[Data rows start]

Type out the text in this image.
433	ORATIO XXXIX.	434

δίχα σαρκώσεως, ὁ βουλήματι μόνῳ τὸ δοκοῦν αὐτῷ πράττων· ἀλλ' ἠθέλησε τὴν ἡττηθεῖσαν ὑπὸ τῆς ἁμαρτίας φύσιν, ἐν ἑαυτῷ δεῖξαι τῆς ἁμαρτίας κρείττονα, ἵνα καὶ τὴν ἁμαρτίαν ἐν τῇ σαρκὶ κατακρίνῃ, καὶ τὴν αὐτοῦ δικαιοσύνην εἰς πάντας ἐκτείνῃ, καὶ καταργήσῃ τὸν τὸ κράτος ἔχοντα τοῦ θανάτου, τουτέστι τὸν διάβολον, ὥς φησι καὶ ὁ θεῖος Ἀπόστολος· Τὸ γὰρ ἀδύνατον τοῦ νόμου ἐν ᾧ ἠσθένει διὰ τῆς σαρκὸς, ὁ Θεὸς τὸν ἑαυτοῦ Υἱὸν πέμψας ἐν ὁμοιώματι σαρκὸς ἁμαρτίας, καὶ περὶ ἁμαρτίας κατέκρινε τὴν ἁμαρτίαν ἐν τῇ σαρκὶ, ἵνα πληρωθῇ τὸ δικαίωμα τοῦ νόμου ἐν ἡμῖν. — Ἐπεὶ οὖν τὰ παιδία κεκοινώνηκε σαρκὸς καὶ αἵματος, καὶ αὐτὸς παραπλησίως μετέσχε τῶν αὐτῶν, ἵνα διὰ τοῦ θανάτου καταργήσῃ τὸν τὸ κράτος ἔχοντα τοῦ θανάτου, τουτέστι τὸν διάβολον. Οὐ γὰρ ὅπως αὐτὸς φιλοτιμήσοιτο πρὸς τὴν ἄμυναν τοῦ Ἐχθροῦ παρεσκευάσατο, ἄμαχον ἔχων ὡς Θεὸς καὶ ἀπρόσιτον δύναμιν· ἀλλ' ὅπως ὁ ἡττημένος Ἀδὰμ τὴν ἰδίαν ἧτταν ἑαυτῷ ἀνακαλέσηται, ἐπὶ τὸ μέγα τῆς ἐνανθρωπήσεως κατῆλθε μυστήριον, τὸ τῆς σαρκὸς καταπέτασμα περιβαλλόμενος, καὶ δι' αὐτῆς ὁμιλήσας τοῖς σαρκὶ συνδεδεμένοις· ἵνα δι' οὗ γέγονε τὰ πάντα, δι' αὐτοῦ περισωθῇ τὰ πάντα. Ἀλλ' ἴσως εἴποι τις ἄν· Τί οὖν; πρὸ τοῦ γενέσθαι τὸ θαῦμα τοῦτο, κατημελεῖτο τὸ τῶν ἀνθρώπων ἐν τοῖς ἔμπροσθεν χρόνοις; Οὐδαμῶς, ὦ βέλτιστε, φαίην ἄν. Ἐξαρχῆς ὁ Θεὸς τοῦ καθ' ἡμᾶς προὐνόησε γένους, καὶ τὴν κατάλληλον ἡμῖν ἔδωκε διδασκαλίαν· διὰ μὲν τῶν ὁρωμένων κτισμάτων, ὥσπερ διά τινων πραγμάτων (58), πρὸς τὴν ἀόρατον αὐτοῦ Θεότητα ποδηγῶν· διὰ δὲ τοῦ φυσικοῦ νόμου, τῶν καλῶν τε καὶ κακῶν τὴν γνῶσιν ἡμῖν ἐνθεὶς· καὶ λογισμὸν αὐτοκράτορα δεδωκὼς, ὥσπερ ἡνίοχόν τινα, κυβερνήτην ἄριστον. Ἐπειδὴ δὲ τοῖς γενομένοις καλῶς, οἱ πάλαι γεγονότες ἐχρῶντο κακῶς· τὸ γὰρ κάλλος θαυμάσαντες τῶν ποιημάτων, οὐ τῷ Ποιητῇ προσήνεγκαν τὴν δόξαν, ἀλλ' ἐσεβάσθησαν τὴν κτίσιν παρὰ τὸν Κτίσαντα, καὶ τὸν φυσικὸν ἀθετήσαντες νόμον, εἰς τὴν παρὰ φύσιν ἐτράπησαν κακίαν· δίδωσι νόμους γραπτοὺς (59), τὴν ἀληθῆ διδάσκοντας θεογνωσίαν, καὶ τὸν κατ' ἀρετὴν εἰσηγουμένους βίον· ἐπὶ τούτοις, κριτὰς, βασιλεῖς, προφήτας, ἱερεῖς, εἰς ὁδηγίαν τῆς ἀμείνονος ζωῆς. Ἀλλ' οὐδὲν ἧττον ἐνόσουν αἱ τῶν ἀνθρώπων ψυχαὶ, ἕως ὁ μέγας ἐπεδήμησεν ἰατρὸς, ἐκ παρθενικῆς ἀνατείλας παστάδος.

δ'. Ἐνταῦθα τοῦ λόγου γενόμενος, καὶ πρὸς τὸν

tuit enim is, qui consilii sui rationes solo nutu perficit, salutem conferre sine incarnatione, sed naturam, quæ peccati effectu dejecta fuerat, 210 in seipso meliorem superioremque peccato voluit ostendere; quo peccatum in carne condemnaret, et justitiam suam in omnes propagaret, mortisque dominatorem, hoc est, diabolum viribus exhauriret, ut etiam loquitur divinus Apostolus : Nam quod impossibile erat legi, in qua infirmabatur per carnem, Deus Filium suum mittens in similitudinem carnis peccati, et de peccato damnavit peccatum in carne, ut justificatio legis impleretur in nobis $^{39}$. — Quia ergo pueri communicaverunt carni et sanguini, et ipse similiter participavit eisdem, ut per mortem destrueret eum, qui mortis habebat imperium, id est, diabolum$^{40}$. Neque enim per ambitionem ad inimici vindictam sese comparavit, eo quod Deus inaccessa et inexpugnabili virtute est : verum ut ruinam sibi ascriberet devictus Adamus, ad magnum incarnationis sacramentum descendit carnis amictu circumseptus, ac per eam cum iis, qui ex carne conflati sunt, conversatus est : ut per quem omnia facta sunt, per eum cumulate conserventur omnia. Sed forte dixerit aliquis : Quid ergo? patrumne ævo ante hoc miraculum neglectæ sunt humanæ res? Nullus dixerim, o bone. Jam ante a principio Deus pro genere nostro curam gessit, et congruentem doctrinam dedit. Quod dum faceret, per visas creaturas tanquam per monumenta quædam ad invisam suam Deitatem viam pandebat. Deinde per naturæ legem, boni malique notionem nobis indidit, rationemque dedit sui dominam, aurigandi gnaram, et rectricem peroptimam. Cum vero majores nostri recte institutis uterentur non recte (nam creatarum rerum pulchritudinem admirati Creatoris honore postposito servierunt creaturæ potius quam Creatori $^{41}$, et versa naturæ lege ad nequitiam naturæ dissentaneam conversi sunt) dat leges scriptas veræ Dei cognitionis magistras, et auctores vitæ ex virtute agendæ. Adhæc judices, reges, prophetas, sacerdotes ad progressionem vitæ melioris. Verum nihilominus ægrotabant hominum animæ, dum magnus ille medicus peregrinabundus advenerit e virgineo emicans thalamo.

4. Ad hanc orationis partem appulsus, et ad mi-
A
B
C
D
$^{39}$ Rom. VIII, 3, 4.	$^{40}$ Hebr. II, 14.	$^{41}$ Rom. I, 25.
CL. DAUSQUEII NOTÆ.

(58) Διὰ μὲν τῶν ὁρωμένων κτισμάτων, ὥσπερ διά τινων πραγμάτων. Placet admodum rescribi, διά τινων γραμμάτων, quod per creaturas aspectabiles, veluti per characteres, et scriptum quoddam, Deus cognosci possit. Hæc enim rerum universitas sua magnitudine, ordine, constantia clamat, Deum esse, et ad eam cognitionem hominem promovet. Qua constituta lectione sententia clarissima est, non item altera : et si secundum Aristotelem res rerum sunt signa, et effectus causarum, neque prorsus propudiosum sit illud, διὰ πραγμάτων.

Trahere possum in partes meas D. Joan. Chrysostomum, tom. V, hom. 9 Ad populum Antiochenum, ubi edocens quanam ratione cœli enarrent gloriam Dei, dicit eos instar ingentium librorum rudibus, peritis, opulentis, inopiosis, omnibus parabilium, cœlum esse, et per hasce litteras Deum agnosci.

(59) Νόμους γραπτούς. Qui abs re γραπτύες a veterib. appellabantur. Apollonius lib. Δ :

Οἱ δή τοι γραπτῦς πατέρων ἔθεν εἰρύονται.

[Data rows end]
[Data rows start]

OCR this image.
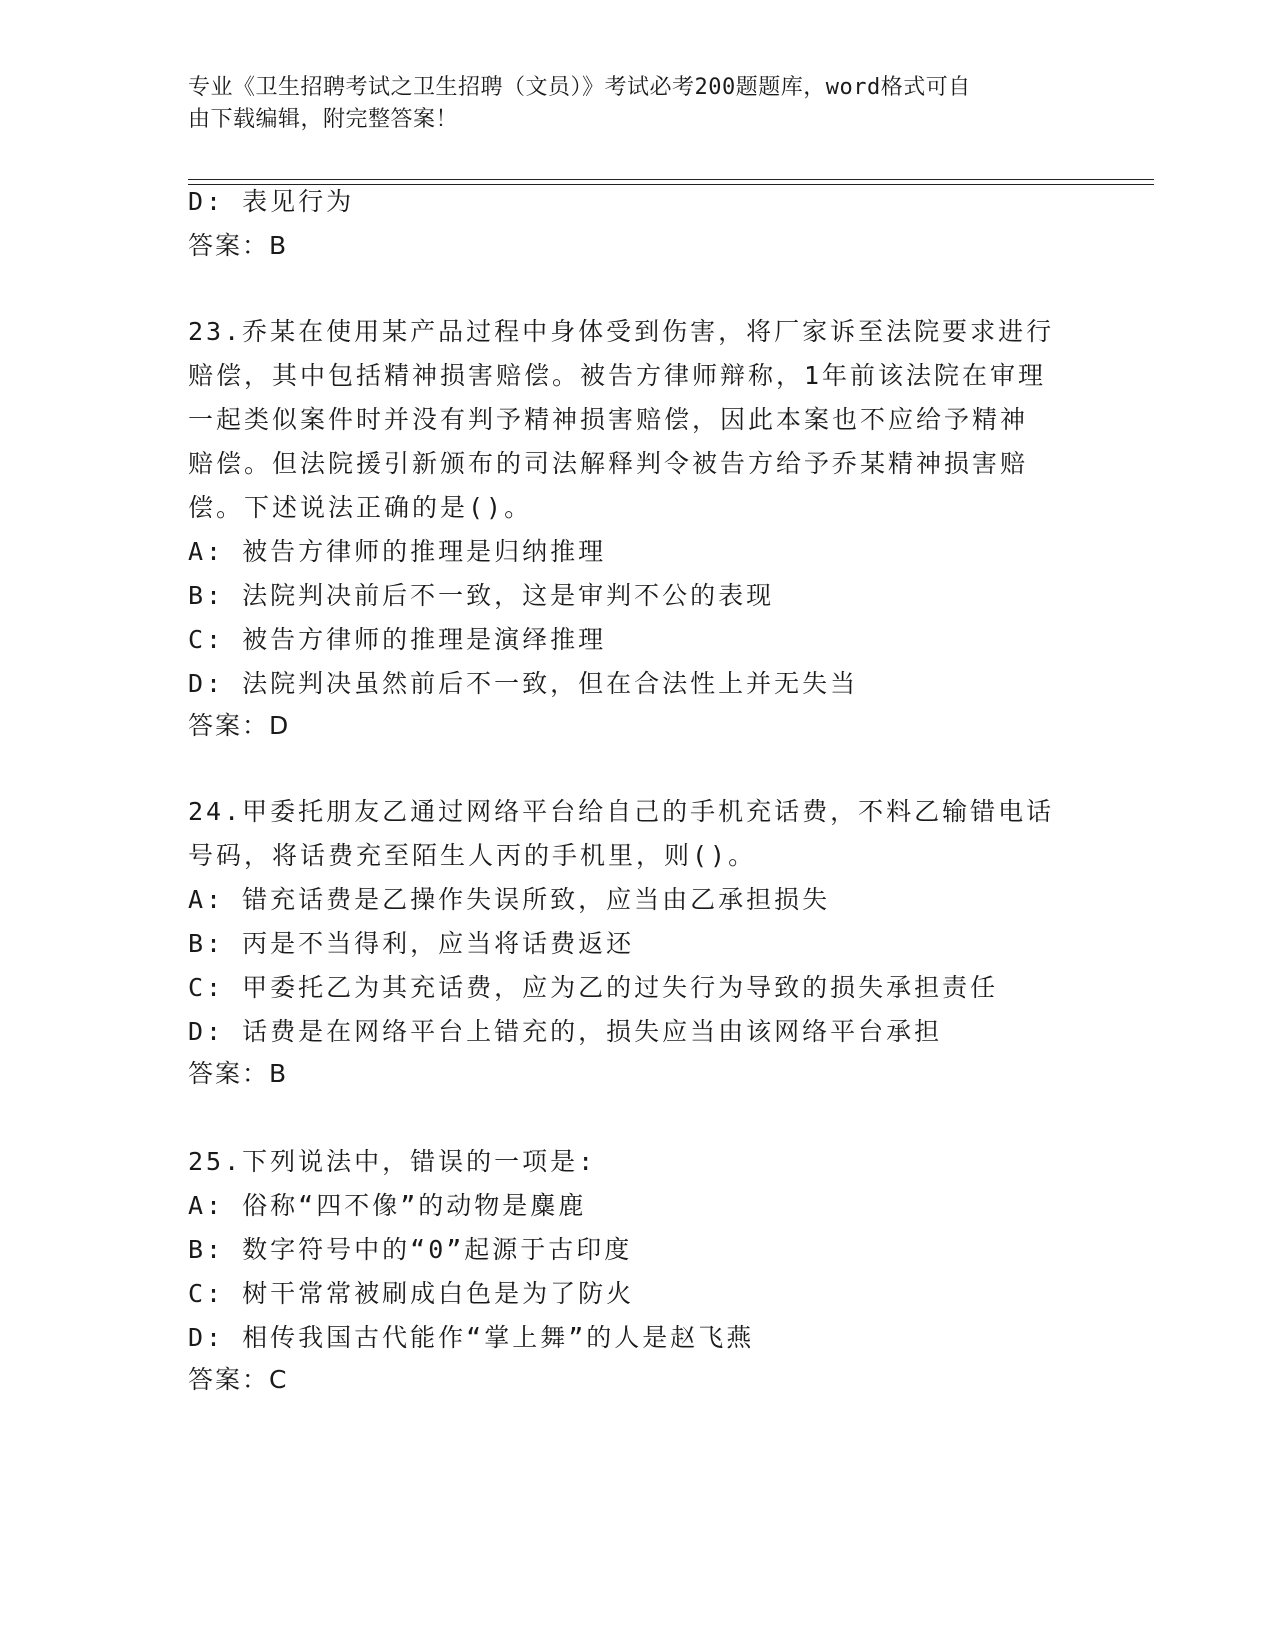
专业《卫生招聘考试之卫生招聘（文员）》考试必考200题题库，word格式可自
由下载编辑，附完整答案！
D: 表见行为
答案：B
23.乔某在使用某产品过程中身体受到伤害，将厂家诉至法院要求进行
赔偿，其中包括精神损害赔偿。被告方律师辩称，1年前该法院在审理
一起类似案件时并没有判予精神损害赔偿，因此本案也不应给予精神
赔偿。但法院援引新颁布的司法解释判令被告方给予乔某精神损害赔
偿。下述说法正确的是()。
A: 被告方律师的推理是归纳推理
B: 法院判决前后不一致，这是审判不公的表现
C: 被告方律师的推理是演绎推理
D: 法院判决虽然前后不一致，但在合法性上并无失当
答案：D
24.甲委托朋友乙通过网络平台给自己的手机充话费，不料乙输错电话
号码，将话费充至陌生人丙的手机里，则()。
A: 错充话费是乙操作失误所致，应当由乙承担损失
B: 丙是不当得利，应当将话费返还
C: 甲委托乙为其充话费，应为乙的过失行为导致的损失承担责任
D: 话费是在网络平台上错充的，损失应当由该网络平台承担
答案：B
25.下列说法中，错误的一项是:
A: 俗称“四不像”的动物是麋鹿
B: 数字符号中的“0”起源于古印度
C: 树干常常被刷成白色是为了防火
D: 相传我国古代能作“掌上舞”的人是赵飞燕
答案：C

[Data rows end]
[Data rows start]

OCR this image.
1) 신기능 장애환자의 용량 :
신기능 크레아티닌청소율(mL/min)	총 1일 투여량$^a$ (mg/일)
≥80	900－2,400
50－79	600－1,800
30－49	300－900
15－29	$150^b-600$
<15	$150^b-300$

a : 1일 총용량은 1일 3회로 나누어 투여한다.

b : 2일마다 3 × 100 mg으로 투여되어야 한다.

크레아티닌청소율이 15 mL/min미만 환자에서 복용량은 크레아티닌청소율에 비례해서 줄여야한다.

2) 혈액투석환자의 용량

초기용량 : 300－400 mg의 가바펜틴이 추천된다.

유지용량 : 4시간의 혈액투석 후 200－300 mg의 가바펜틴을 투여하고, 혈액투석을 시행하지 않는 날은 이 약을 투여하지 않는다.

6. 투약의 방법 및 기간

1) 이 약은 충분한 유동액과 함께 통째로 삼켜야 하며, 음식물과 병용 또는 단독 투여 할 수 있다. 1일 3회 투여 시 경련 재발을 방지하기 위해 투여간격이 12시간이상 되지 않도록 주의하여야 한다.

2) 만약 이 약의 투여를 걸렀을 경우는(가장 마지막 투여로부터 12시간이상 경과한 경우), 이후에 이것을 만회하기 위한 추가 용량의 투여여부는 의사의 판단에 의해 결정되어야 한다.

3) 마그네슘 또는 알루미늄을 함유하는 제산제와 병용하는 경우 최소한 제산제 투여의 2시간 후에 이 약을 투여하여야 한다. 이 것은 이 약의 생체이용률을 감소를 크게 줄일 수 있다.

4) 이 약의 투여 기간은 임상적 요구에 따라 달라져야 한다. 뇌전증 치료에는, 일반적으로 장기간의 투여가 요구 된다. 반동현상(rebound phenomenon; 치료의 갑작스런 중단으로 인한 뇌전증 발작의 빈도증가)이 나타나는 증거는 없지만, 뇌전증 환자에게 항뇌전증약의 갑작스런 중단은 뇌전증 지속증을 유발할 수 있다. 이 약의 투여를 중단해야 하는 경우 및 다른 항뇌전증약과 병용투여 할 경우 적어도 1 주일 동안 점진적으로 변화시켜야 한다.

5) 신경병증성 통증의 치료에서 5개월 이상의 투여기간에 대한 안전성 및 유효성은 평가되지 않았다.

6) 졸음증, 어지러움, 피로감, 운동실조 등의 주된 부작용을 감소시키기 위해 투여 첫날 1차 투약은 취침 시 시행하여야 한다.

[Data rows end]

Check all the records above and select each line where the string "Deum" is found.

(58) Διὰ μὲν τῶν ὁρωμένων κτισμάτων, ὥσπερ διά τινων πραγμάτων. Placet admodum rescribi, διά τινων γραμμάτων, quod per creaturas aspectabiles, veluti per characteres, et scriptum quoddam, Deus cognosci possit. Hæc enim rerum universitas sua magnitudine, ordine, constantia clamat, Deum esse, et ad eam cognitionem hominem promovet. Qua constituta lectione sententia clarissima est, non item altera : et si secundum Aristotelem res rerum sunt signa, et effectus causarum, neque prorsus propudiosum sit illud, διὰ πραγμάτων.
Trahere possum in partes meas D. Joan. Chrysostomum, tom. V, hom. 9 Ad populum Antiochenum, ubi edocens quanam ratione cœli enarrent gloriam Dei, dicit eos instar ingentium librorum rudibus, peritis, opulentis, inopiosis, omnibus parabilium, cœlum esse, et per hasce litteras Deum agnosci.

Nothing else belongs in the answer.